Collection entries
———
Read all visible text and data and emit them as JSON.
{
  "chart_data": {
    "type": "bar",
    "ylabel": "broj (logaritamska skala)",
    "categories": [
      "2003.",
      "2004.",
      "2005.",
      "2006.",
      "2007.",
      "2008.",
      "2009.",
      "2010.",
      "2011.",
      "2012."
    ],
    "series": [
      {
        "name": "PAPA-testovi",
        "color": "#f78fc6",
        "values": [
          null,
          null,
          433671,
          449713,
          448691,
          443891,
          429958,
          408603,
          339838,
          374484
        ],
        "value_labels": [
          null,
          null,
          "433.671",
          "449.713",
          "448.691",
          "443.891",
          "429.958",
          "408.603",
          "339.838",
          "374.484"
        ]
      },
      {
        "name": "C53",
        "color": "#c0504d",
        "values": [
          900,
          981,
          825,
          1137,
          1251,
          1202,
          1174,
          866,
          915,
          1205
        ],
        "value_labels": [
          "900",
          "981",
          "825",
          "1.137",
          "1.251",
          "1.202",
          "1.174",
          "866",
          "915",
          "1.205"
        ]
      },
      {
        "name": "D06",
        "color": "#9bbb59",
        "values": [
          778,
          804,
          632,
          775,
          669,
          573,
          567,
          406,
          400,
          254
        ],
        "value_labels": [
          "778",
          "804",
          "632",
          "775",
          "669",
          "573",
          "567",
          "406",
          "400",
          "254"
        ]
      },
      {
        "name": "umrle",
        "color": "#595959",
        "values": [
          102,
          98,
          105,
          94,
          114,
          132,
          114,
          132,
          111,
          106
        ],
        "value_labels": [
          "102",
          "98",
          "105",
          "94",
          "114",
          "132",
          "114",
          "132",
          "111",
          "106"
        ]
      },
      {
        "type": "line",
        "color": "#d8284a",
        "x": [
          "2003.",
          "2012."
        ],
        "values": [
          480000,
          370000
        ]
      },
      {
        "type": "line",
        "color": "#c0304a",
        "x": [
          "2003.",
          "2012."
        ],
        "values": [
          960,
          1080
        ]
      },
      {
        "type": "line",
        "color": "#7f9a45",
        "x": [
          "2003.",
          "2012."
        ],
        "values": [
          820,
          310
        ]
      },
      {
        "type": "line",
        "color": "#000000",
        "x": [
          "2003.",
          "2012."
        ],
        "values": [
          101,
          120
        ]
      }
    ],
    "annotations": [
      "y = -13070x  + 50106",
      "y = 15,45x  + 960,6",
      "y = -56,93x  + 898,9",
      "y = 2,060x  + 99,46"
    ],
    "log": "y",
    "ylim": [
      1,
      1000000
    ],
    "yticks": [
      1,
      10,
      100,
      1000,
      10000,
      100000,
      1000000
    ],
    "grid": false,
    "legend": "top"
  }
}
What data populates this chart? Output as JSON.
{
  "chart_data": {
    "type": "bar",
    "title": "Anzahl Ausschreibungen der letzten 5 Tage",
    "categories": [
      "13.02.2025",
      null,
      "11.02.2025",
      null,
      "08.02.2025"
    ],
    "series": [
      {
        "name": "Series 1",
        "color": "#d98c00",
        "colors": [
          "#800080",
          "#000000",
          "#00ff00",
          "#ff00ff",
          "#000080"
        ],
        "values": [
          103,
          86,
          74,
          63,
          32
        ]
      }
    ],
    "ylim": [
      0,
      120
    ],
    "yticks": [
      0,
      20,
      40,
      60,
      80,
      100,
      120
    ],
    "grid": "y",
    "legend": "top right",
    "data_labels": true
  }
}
———
Extract the full listing and reproduce each line exactly.

[ANSWER TO THIS TASK]
Read all visible text and data and emit them as JSON.
{
  "chart_data": {
    "type": "bar",
    "ylabel": "broj (logaritamska skala)",
    "categories": [
      "2003.",
      "2004.",
      "2005.",
      "2006.",
      "2007.",
      "2008.",
      "2009.",
      "2010.",
      "2011.",
      "2012."
    ],
    "series": [
      {
        "name": "PAPA-testovi",
        "color": "#f78fc6",
        "values": [
          null,
          null,
          433671,
          449713,
          448691,
          443891,
          429958,
          408603,
          339838,
          374484
        ],
        "value_labels": [
          null,
          null,
          "433.671",
          "449.713",
          "448.691",
          "443.891",
          "429.958",
          "408.603",
          "339.838",
          "374.484"
        ]
      },
      {
        "name": "C53",
        "color": "#c0504d",
        "values": [
          900,
          981,
          825,
          1137,
          1251,
          1202,
          1174,
          866,
          915,
          1205
        ],
        "value_labels": [
          "900",
          "981",
          "825",
          "1.137",
          "1.251",
          "1.202",
          "1.174",
          "866",
          "915",
          "1.205"
        ]
      },
      {
        "name": "D06",
        "color": "#9bbb59",
        "values": [
          778,
          804,
          632,
          775,
          669,
          573,
          567,
          406,
          400,
          254
        ],
        "value_labels": [
          "778",
          "804",
          "632",
          "775",
          "669",
          "573",
          "567",
          "406",
          "400",
          "254"
        ]
      },
      {
        "name": "umrle",
        "color": "#595959",
        "values": [
          102,
          98,
          105,
          94,
          114,
          132,
          114,
          132,
          111,
          106
        ],
        "value_labels": [
          "102",
          "98",
          "105",
          "94",
          "114",
          "132",
          "114",
          "132",
          "111",
          "106"
        ]
      },
      {
        "type": "line",
        "color": "#d8284a",
        "x": [
          "2003.",
          "2012."
        ],
        "values": [
          480000,
          370000
        ]
      },
      {
        "type": "line",
        "color": "#c0304a",
        "x": [
          "2003.",
          "2012."
        ],
        "values": [
          960,
          1080
        ]
      },
      {
        "type": "line",
        "color": "#7f9a45",
        "x": [
          "2003.",
          "2012."
        ],
        "values": [
          820,
          310
        ]
      },
      {
        "type": "line",
        "color": "#000000",
        "x": [
          "2003.",
          "2012."
        ],
        "values": [
          101,
          120
        ]
      }
    ],
    "annotations": [
      "y = -13070x  + 50106",
      "y = 15,45x  + 960,6",
      "y = -56,93x  + 898,9",
      "y = 2,060x  + 99,46"
    ],
    "log": "y",
    "ylim": [
      1,
      1000000
    ],
    "yticks": [
      1,
      10,
      100,
      1000,
      10000,
      100000,
      1000000
    ],
    "grid": false,
    "legend": "top"
  }
}
What data populates this chart? Output as JSON.
{
  "chart_data": {
    "type": "bar",
    "title": "Anzahl Ausschreibungen der letzten 5 Tage",
    "categories": [
      "13.02.2025",
      null,
      "11.02.2025",
      null,
      "08.02.2025"
    ],
    "series": [
      {
        "name": "Series 1",
        "color": "#d98c00",
        "colors": [
          "#800080",
          "#000000",
          "#00ff00",
          "#ff00ff",
          "#000080"
        ],
        "values": [
          103,
          86,
          74,
          63,
          32
        ]
      }
    ],
    "ylim": [
      0,
      120
    ],
    "yticks": [
      0,
      20,
      40,
      60,
      80,
      100,
      120
    ],
    "grid": "y",
    "legend": "top right",
    "data_labels": true
  }
}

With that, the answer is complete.